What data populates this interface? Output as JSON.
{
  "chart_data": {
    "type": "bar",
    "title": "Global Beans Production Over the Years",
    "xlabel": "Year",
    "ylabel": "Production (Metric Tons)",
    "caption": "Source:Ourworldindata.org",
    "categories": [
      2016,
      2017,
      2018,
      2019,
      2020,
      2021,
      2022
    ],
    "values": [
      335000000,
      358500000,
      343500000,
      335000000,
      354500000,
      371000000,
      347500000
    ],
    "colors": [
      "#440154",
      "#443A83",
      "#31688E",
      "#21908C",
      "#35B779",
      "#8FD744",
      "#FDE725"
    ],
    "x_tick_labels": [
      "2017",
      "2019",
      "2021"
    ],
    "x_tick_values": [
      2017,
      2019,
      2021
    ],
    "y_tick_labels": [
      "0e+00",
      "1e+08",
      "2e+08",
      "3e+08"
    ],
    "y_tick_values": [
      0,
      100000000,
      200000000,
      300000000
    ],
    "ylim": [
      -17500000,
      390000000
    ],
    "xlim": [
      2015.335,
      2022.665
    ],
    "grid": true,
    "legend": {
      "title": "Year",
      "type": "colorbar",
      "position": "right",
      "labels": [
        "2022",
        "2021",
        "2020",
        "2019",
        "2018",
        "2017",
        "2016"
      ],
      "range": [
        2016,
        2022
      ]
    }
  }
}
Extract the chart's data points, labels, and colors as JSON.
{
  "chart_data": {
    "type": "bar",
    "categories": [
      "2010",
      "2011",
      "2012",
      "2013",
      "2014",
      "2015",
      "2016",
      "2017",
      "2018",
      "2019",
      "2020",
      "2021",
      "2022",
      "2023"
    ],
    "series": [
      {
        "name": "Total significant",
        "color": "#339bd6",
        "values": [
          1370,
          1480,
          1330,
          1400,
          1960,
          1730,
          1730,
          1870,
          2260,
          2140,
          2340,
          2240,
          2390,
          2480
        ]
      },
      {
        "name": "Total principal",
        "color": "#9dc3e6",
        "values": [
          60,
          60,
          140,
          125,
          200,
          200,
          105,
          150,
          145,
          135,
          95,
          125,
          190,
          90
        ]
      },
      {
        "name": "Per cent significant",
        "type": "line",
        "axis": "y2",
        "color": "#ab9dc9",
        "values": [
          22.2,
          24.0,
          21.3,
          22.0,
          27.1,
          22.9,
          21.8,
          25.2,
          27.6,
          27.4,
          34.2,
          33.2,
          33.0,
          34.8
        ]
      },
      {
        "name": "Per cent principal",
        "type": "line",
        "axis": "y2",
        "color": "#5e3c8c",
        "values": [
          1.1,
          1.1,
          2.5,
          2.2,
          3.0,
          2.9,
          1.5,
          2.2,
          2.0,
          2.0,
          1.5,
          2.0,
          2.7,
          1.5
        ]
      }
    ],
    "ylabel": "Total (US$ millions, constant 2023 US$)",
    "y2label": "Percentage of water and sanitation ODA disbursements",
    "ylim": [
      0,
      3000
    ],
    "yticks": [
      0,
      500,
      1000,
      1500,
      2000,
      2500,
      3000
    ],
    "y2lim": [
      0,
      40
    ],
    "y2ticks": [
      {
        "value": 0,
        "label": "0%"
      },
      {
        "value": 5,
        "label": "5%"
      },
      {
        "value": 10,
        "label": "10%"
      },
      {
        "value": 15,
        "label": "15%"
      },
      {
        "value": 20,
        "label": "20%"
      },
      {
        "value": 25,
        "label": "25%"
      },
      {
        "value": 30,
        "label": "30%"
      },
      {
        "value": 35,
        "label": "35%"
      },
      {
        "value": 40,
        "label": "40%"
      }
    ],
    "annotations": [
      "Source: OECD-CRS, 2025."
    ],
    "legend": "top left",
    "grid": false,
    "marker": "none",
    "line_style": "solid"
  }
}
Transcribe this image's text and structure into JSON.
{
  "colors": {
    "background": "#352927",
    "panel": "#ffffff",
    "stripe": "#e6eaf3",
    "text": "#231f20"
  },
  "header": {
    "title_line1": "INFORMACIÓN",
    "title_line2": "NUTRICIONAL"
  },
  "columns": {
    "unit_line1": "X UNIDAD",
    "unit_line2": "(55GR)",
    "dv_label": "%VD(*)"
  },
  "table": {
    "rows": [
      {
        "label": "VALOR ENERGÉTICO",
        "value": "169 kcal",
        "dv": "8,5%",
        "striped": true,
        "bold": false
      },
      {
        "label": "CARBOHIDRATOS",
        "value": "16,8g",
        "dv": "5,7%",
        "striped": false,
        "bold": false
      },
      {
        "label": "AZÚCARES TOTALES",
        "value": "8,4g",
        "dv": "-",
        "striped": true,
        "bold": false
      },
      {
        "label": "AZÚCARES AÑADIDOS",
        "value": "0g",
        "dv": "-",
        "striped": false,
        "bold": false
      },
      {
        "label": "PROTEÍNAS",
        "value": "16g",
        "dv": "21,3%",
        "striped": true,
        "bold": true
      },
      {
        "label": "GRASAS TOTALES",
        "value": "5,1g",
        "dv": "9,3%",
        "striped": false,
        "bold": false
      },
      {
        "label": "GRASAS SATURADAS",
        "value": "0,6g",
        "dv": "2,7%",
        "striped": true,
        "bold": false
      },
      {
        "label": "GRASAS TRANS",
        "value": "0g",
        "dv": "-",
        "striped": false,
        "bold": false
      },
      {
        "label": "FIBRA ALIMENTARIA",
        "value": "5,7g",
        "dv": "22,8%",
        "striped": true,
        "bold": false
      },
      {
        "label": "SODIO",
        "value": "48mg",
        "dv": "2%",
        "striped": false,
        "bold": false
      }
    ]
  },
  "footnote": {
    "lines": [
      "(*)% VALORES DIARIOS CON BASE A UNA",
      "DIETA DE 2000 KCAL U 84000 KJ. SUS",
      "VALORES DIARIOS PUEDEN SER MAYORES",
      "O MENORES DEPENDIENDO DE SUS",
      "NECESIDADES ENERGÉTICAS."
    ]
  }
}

========================

Indicate how many lines of the material contain the string "this", giving the number and nothing more.

2